[start]

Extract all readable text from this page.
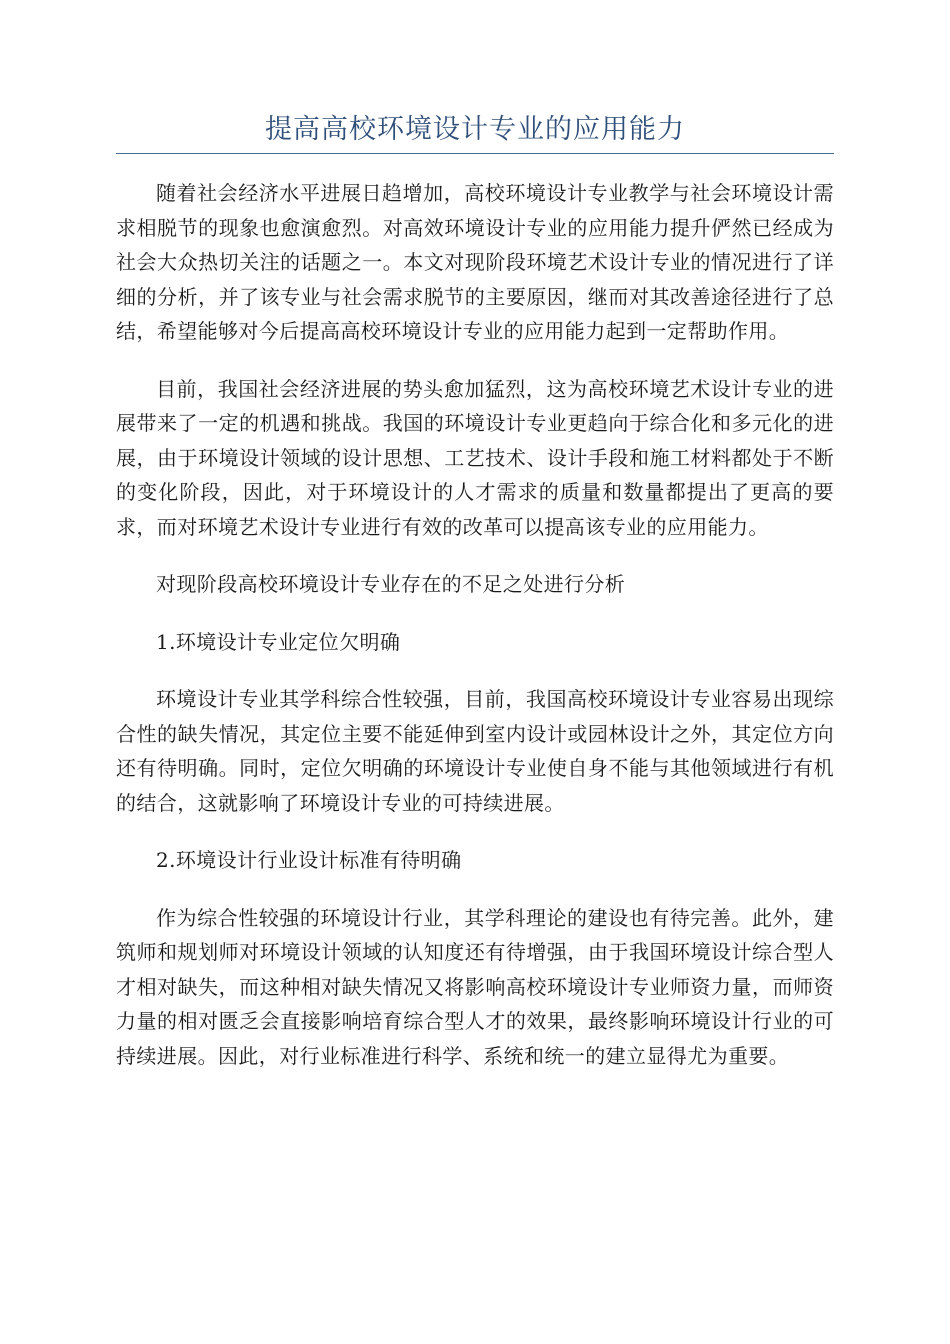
提高高校环境设计专业的应用能力

随着社会经济水平进展日趋增加，高校环境设计专业教学与社会环境设计需求相脱节的现象也愈演愈烈。对高效环境设计专业的应用能力提升俨然已经成为社会大众热切关注的话题之一。本文对现阶段环境艺术设计专业的情况进行了详细的分析，并了该专业与社会需求脱节的主要原因，继而对其改善途径进行了总结，希望能够对今后提高高校环境设计专业的应用能力起到一定帮助作用。

目前，我国社会经济进展的势头愈加猛烈，这为高校环境艺术设计专业的进展带来了一定的机遇和挑战。我国的环境设计专业更趋向于综合化和多元化的进展，由于环境设计领域的设计思想、工艺技术、设计手段和施工材料都处于不断的变化阶段，因此，对于环境设计的人才需求的质量和数量都提出了更高的要求，而对环境艺术设计专业进行有效的改革可以提高该专业的应用能力。

对现阶段高校环境设计专业存在的不足之处进行分析

1.环境设计专业定位欠明确

环境设计专业其学科综合性较强，目前，我国高校环境设计专业容易出现综合性的缺失情况，其定位主要不能延伸到室内设计或园林设计之外，其定位方向还有待明确。同时，定位欠明确的环境设计专业使自身不能与其他领域进行有机的结合，这就影响了环境设计专业的可持续进展。

2.环境设计行业设计标准有待明确

作为综合性较强的环境设计行业，其学科理论的建设也有待完善。此外，建筑师和规划师对环境设计领域的认知度还有待增强，由于我国环境设计综合型人才相对缺失，而这种相对缺失情况又将影响高校环境设计专业师资力量，而师资力量的相对匮乏会直接影响培育综合型人才的效果，最终影响环境设计行业的可持续进展。因此，对行业标准进行科学、系统和统一的建立显得尤为重要。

[end]

## [SET EXERCISE]
Without the pictures, repeat the listing above exactly.

## [EXERCISE OUTPUT]
Extract all readable text from this page.
提高高校环境设计专业的应用能力

随着社会经济水平进展日趋增加，高校环境设计专业教学与社会环境设计需求相脱节的现象也愈演愈烈。对高效环境设计专业的应用能力提升俨然已经成为社会大众热切关注的话题之一。本文对现阶段环境艺术设计专业的情况进行了详细的分析，并了该专业与社会需求脱节的主要原因，继而对其改善途径进行了总结，希望能够对今后提高高校环境设计专业的应用能力起到一定帮助作用。

目前，我国社会经济进展的势头愈加猛烈，这为高校环境艺术设计专业的进展带来了一定的机遇和挑战。我国的环境设计专业更趋向于综合化和多元化的进展，由于环境设计领域的设计思想、工艺技术、设计手段和施工材料都处于不断的变化阶段，因此，对于环境设计的人才需求的质量和数量都提出了更高的要求，而对环境艺术设计专业进行有效的改革可以提高该专业的应用能力。

对现阶段高校环境设计专业存在的不足之处进行分析

1.环境设计专业定位欠明确

环境设计专业其学科综合性较强，目前，我国高校环境设计专业容易出现综合性的缺失情况，其定位主要不能延伸到室内设计或园林设计之外，其定位方向还有待明确。同时，定位欠明确的环境设计专业使自身不能与其他领域进行有机的结合，这就影响了环境设计专业的可持续进展。

2.环境设计行业设计标准有待明确

作为综合性较强的环境设计行业，其学科理论的建设也有待完善。此外，建筑师和规划师对环境设计领域的认知度还有待增强，由于我国环境设计综合型人才相对缺失，而这种相对缺失情况又将影响高校环境设计专业师资力量，而师资力量的相对匮乏会直接影响培育综合型人才的效果，最终影响环境设计行业的可持续进展。因此，对行业标准进行科学、系统和统一的建立显得尤为重要。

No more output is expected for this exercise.